**EXERCISE OBJECTIVE**
Can you write out all the lines word for word, with no pictures?

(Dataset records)
· · ·
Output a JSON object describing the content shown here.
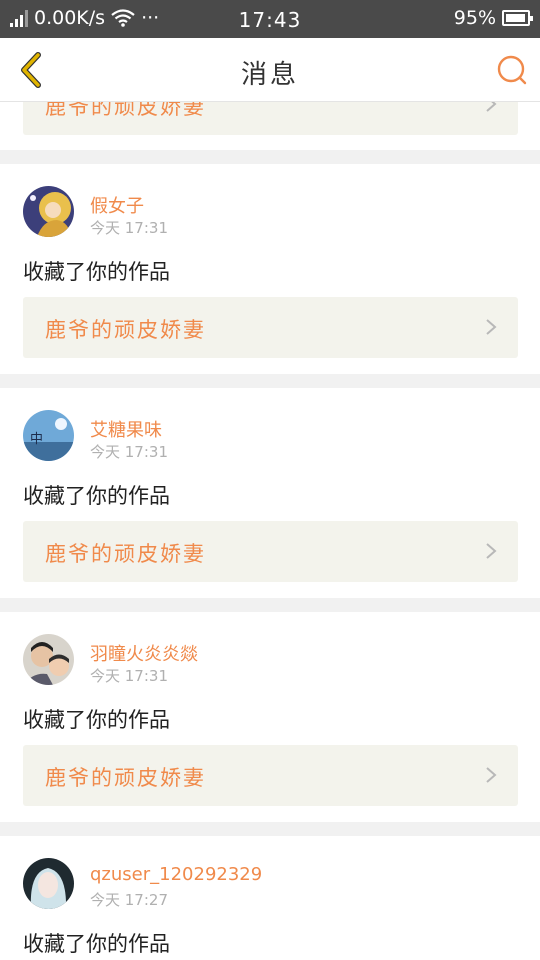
{
  "status_bar": {
    "net_speed": "0.00K/s",
    "dots": "···",
    "time": "17:43",
    "battery_percent": "95%",
    "battery_level": 0.95
  },
  "header": {
    "title": "消息"
  },
  "colors": {
    "accent": "#f08a4b",
    "back_icon": "#e0b400",
    "card_bg": "#ffffff",
    "work_bg": "#f3f3ec",
    "page_bg": "#f1f1f1"
  },
  "messages": [
    {
      "user": "",
      "time": "",
      "action": "",
      "work_title": "鹿爷的顽皮娇妻"
    },
    {
      "user": "假女子",
      "time": "今天 17:31",
      "action": "收藏了你的作品",
      "work_title": "鹿爷的顽皮娇妻"
    },
    {
      "user": "艾糖果味",
      "time": "今天 17:31",
      "action": "收藏了你的作品",
      "work_title": "鹿爷的顽皮娇妻"
    },
    {
      "user": "羽瞳火炎炎燚",
      "time": "今天 17:31",
      "action": "收藏了你的作品",
      "work_title": "鹿爷的顽皮娇妻"
    },
    {
      "user": "qzuser_120292329",
      "time": "今天 17:27",
      "action": "收藏了你的作品",
      "work_title": ""
    }
  ]
}
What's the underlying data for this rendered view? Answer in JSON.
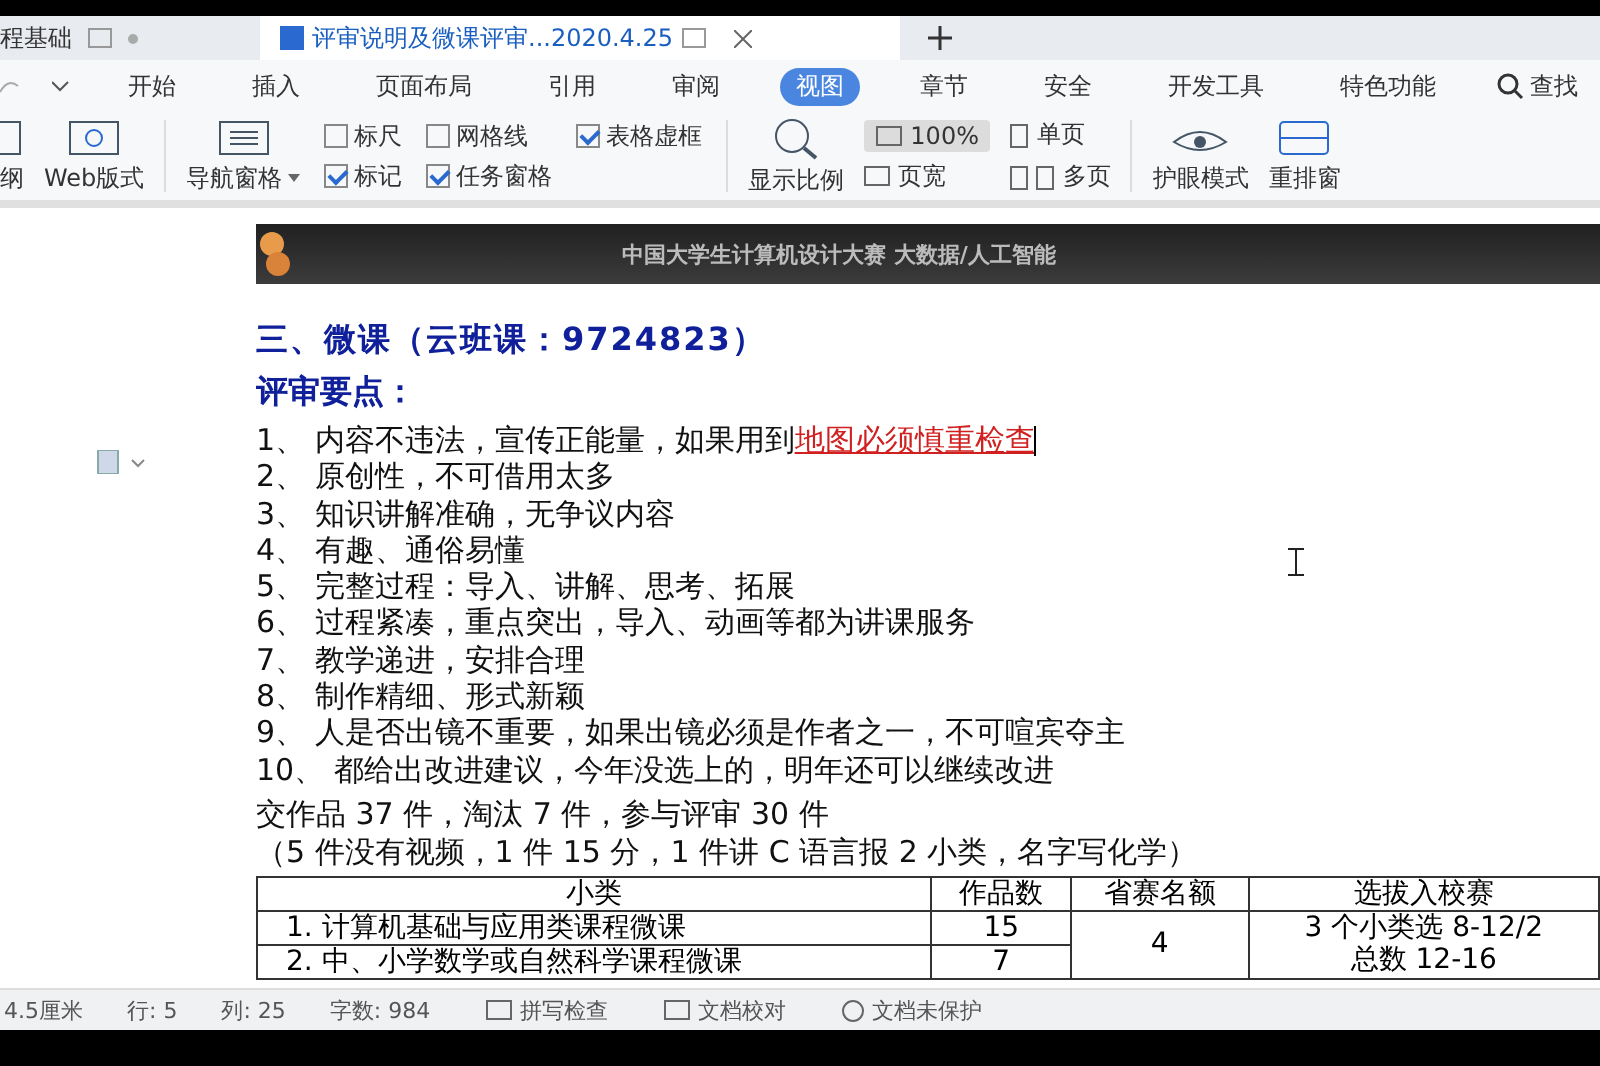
{
  "tabs": [
    {
      "label": "程基础",
      "selected": false
    },
    {
      "label": "评审说明及微课评审...2020.4.25",
      "selected": true
    }
  ],
  "menu": [
    {
      "label": "开始",
      "selected": false
    },
    {
      "label": "插入",
      "selected": false
    },
    {
      "label": "页面布局",
      "selected": false
    },
    {
      "label": "引用",
      "selected": false
    },
    {
      "label": "审阅",
      "selected": false
    },
    {
      "label": "视图",
      "selected": true
    },
    {
      "label": "章节",
      "selected": false
    },
    {
      "label": "安全",
      "selected": false
    },
    {
      "label": "开发工具",
      "selected": false
    },
    {
      "label": "特色功能",
      "selected": false
    }
  ],
  "search_label": "查找",
  "ribbon": {
    "outline": "纲",
    "web": "Web版式",
    "nav": "导航窗格",
    "checks": [
      {
        "label": "标尺",
        "checked": false
      },
      {
        "label": "网格线",
        "checked": false
      },
      {
        "label": "表格虚框",
        "checked": true
      },
      {
        "label": "标记",
        "checked": true
      },
      {
        "label": "任务窗格",
        "checked": true
      }
    ],
    "zoom": "显示比例",
    "zoom_value": "100%",
    "page_width": "页宽",
    "single": "单页",
    "multi": "多页",
    "eye": "护眼模式",
    "rearrange": "重排窗"
  },
  "banner": "中国大学生计算机设计大赛 大数据/人工智能",
  "heading": "三、微课（云班课：9724823）",
  "subheading": "评审要点：",
  "points": [
    {
      "text": "1、 内容不违法，宣传正能量，如果用到",
      "marked": "地图必须慎重检查"
    },
    {
      "text": "2、 原创性，不可借用太多"
    },
    {
      "text": "3、 知识讲解准确，无争议内容"
    },
    {
      "text": "4、 有趣、通俗易懂"
    },
    {
      "text": "5、 完整过程：导入、讲解、思考、拓展"
    },
    {
      "text": "6、 过程紧凑，重点突出，导入、动画等都为讲课服务"
    },
    {
      "text": "7、 教学递进，安排合理"
    },
    {
      "text": "8、 制作精细、形式新颖"
    },
    {
      "text": "9、 人是否出镜不重要，如果出镜必须是作者之一，不可喧宾夺主"
    },
    {
      "text": "10、 都给出改进建议，今年没选上的，明年还可以继续改进"
    }
  ],
  "summary": "交作品 37 件，淘汰 7 件，参与评审 30 件",
  "note": "（5 件没有视频，1 件 15 分，1 件讲 C 语言报 2 小类，名字写化学）",
  "table": {
    "columns": [
      "小类",
      "作品数",
      "省赛名额",
      "选拔入校赛"
    ],
    "rows": [
      [
        "1. 计算机基础与应用类课程微课",
        "15"
      ],
      [
        "2. 中、小学数学或自然科学课程微课",
        "7"
      ]
    ],
    "merged_quota": "4",
    "merged_select": [
      "3 个小类选 8-12/2",
      "总数 12-16"
    ]
  },
  "status": {
    "left": "4.5厘米",
    "row": "行: 5",
    "col": "列: 25",
    "words": "字数: 984",
    "spell": "拼写检查",
    "proof": "文档校对",
    "protect": "文档未保护"
  }
}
· · ·
**WRITTEN SOLUTION**
Output a JSON object describing the content shown here.
{
  "status_bar": {
    "net_speed": "0.00K/s",
    "dots": "···",
    "time": "17:43",
    "battery_percent": "95%",
    "battery_level": 0.95
  },
  "header": {
    "title": "消息"
  },
  "colors": {
    "accent": "#f08a4b",
    "back_icon": "#e0b400",
    "card_bg": "#ffffff",
    "work_bg": "#f3f3ec",
    "page_bg": "#f1f1f1"
  },
  "messages": [
    {
      "user": "",
      "time": "",
      "action": "",
      "work_title": "鹿爷的顽皮娇妻"
    },
    {
      "user": "假女子",
      "time": "今天 17:31",
      "action": "收藏了你的作品",
      "work_title": "鹿爷的顽皮娇妻"
    },
    {
      "user": "艾糖果味",
      "time": "今天 17:31",
      "action": "收藏了你的作品",
      "work_title": "鹿爷的顽皮娇妻"
    },
    {
      "user": "羽瞳火炎炎燚",
      "time": "今天 17:31",
      "action": "收藏了你的作品",
      "work_title": "鹿爷的顽皮娇妻"
    },
    {
      "user": "qzuser_120292329",
      "time": "今天 17:27",
      "action": "收藏了你的作品",
      "work_title": ""
    }
  ]
}
What's the underlying data for this rendered view? Answer in JSON.
{
  "tabs": [
    {
      "label": "程基础",
      "selected": false
    },
    {
      "label": "评审说明及微课评审...2020.4.25",
      "selected": true
    }
  ],
  "menu": [
    {
      "label": "开始",
      "selected": false
    },
    {
      "label": "插入",
      "selected": false
    },
    {
      "label": "页面布局",
      "selected": false
    },
    {
      "label": "引用",
      "selected": false
    },
    {
      "label": "审阅",
      "selected": false
    },
    {
      "label": "视图",
      "selected": true
    },
    {
      "label": "章节",
      "selected": false
    },
    {
      "label": "安全",
      "selected": false
    },
    {
      "label": "开发工具",
      "selected": false
    },
    {
      "label": "特色功能",
      "selected": false
    }
  ],
  "search_label": "查找",
  "ribbon": {
    "outline": "纲",
    "web": "Web版式",
    "nav": "导航窗格",
    "checks": [
      {
        "label": "标尺",
        "checked": false
      },
      {
        "label": "网格线",
        "checked": false
      },
      {
        "label": "表格虚框",
        "checked": true
      },
      {
        "label": "标记",
        "checked": true
      },
      {
        "label": "任务窗格",
        "checked": true
      }
    ],
    "zoom": "显示比例",
    "zoom_value": "100%",
    "page_width": "页宽",
    "single": "单页",
    "multi": "多页",
    "eye": "护眼模式",
    "rearrange": "重排窗"
  },
  "banner": "中国大学生计算机设计大赛 大数据/人工智能",
  "heading": "三、微课（云班课：9724823）",
  "subheading": "评审要点：",
  "points": [
    {
      "text": "1、 内容不违法，宣传正能量，如果用到",
      "marked": "地图必须慎重检查"
    },
    {
      "text": "2、 原创性，不可借用太多"
    },
    {
      "text": "3、 知识讲解准确，无争议内容"
    },
    {
      "text": "4、 有趣、通俗易懂"
    },
    {
      "text": "5、 完整过程：导入、讲解、思考、拓展"
    },
    {
      "text": "6、 过程紧凑，重点突出，导入、动画等都为讲课服务"
    },
    {
      "text": "7、 教学递进，安排合理"
    },
    {
      "text": "8、 制作精细、形式新颖"
    },
    {
      "text": "9、 人是否出镜不重要，如果出镜必须是作者之一，不可喧宾夺主"
    },
    {
      "text": "10、 都给出改进建议，今年没选上的，明年还可以继续改进"
    }
  ],
  "summary": "交作品 37 件，淘汰 7 件，参与评审 30 件",
  "note": "（5 件没有视频，1 件 15 分，1 件讲 C 语言报 2 小类，名字写化学）",
  "table": {
    "columns": [
      "小类",
      "作品数",
      "省赛名额",
      "选拔入校赛"
    ],
    "rows": [
      [
        "1. 计算机基础与应用类课程微课",
        "15"
      ],
      [
        "2. 中、小学数学或自然科学课程微课",
        "7"
      ]
    ],
    "merged_quota": "4",
    "merged_select": [
      "3 个小类选 8-12/2",
      "总数 12-16"
    ]
  },
  "status": {
    "left": "4.5厘米",
    "row": "行: 5",
    "col": "列: 25",
    "words": "字数: 984",
    "spell": "拼写检查",
    "proof": "文档校对",
    "protect": "文档未保护"
  }
}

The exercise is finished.